### EXERCISE DETAILS
Select and copy out every line in the records containing "this".

────────────────────

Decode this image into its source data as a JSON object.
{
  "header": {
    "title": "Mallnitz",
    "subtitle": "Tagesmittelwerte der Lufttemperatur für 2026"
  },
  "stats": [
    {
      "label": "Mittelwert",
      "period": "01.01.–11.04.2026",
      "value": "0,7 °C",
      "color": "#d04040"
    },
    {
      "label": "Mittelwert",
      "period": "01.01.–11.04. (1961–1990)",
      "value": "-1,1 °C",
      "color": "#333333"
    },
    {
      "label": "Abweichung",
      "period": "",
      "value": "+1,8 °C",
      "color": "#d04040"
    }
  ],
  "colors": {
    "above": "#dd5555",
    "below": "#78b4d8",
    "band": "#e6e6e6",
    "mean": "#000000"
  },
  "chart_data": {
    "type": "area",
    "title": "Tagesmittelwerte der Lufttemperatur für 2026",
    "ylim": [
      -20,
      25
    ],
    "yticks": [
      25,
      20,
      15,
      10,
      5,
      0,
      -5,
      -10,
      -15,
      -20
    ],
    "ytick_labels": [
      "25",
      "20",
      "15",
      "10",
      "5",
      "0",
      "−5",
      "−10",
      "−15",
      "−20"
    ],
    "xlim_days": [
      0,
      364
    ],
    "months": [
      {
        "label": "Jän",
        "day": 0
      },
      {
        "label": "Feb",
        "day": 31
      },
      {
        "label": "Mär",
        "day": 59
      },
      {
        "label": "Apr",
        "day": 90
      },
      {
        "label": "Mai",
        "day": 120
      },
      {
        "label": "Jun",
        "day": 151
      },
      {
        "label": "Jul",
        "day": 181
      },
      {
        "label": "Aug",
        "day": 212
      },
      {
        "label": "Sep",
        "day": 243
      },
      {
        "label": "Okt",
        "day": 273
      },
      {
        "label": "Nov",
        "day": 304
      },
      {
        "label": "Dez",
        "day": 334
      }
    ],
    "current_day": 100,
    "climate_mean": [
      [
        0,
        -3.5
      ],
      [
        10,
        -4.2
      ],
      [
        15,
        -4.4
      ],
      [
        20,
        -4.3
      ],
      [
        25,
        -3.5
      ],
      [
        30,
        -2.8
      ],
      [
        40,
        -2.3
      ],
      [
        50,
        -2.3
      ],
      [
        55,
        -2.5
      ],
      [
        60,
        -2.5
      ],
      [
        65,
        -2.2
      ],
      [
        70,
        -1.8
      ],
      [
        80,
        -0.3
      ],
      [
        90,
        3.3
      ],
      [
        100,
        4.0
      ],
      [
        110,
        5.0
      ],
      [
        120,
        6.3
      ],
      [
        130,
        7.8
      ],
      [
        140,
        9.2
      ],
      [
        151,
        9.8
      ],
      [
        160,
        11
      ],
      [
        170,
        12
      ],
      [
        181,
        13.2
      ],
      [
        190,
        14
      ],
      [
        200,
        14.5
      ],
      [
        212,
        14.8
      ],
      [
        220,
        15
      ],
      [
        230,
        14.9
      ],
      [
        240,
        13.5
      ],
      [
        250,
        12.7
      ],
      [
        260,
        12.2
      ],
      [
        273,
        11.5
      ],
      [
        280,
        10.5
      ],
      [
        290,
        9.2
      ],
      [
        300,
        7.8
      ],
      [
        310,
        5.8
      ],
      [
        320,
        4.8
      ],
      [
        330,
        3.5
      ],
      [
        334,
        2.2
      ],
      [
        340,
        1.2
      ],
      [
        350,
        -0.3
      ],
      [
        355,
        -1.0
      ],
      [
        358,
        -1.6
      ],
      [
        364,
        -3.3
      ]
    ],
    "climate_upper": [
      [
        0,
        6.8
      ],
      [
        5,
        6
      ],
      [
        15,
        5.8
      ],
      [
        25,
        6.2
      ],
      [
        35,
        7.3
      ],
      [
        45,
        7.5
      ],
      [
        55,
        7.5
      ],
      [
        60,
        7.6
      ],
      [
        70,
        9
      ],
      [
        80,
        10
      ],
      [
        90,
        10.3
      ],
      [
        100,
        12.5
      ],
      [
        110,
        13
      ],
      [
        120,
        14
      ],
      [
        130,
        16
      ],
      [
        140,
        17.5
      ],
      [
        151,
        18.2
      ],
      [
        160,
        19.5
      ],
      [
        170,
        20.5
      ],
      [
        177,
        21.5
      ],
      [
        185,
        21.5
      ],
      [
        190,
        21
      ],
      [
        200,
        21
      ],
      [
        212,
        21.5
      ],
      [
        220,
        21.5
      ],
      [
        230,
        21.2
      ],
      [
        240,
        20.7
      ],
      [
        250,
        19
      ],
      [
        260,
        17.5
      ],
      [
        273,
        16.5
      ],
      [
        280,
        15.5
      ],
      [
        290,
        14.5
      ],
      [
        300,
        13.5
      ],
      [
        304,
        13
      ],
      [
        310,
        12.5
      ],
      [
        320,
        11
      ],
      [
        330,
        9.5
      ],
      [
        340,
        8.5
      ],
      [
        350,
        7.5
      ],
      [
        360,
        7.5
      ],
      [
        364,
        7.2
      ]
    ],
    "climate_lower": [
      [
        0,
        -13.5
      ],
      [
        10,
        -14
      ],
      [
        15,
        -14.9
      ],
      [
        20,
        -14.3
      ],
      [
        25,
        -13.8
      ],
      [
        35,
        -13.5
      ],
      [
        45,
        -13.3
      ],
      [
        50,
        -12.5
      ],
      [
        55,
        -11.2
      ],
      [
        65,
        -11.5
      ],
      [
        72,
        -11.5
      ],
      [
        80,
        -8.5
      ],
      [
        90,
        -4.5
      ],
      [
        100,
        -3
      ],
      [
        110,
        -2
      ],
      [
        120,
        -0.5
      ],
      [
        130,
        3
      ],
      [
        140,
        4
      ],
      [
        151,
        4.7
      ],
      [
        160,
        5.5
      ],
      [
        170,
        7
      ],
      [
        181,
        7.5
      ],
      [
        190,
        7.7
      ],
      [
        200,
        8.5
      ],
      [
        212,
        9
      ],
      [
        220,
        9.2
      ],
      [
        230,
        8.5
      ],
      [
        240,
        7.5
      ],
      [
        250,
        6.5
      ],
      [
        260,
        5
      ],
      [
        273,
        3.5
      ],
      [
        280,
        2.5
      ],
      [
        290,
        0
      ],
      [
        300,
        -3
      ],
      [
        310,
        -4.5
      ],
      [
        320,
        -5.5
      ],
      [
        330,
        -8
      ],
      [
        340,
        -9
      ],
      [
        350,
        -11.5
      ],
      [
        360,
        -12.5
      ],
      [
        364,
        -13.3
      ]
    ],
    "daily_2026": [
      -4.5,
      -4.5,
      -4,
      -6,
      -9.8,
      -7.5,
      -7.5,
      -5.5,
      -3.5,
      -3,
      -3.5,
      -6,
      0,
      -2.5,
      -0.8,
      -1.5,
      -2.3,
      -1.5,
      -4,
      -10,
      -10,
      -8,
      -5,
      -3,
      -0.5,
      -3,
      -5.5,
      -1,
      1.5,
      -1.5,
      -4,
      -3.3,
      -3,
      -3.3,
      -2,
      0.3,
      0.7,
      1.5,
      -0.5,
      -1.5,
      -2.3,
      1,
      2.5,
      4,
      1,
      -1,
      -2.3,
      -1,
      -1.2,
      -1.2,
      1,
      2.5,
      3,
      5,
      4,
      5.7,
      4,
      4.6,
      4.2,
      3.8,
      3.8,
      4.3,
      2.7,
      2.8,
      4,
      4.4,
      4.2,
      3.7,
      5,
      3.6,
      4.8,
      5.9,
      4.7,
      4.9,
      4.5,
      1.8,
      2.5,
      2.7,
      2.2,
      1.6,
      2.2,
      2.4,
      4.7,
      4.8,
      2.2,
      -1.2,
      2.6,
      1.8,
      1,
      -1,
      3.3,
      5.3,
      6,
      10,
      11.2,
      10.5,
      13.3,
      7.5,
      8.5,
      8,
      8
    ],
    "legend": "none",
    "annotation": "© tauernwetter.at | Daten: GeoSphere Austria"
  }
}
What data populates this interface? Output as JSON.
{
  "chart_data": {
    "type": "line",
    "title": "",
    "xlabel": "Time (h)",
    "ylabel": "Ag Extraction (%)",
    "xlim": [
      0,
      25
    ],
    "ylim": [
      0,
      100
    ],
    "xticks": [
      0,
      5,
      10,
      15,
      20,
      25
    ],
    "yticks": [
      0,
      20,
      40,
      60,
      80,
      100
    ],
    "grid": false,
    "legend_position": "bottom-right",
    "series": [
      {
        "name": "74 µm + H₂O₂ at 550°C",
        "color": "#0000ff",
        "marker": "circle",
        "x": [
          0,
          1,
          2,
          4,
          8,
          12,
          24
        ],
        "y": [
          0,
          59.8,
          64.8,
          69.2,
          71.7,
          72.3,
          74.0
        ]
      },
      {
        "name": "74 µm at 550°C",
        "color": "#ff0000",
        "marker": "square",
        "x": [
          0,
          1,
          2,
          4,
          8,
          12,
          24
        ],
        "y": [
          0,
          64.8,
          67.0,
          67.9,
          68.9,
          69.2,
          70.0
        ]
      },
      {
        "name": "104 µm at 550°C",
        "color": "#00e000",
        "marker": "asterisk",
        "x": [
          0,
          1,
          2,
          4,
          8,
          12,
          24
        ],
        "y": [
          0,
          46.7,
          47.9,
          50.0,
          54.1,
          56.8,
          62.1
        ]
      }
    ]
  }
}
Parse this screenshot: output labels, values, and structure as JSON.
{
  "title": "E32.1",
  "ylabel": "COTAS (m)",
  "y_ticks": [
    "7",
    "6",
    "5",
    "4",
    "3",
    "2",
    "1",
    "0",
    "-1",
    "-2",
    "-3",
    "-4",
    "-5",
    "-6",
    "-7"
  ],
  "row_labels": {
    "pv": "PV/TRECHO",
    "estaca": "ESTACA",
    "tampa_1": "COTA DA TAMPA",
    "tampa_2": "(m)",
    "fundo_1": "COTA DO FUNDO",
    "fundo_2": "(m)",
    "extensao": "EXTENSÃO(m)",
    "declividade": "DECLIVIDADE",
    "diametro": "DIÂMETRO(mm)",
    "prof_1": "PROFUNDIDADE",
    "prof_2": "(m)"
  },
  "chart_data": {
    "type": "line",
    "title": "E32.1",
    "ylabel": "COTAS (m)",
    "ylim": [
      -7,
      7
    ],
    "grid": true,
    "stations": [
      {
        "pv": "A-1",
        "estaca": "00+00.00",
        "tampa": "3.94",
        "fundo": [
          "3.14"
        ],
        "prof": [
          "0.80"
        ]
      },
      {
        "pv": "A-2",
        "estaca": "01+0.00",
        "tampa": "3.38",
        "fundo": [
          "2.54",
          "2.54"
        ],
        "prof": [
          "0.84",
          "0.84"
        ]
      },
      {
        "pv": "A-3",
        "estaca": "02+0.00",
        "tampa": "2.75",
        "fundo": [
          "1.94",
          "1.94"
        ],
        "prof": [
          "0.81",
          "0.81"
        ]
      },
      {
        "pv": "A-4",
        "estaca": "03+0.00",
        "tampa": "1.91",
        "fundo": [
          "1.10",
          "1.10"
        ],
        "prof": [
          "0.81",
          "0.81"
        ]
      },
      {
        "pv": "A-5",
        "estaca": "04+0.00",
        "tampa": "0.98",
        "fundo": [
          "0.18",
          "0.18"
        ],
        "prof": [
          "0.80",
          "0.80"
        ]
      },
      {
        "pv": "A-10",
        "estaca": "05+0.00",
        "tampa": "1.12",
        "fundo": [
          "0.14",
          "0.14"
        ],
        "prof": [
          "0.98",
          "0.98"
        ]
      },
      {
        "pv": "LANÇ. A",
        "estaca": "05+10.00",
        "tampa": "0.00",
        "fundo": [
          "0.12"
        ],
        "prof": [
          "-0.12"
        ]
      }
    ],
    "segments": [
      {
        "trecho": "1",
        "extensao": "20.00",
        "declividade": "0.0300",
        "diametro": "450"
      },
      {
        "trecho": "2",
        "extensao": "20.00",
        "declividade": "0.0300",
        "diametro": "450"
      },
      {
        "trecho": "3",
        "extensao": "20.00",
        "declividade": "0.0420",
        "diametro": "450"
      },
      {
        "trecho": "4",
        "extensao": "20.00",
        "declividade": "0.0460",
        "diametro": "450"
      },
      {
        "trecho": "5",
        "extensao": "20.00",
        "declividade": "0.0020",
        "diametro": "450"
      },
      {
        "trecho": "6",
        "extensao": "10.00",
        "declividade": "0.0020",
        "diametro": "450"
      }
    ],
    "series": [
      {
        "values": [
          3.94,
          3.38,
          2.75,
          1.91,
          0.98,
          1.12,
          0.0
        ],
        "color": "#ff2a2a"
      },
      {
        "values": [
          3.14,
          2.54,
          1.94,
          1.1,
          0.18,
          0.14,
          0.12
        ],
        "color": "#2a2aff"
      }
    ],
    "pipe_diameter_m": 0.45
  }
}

────────────────────

### CORRECT RESPONSE
Decode this image into its source data as a JSON object.
What data populates this interface? Output as JSON.
Parse this screenshot: output labels, values, and structure as JSON.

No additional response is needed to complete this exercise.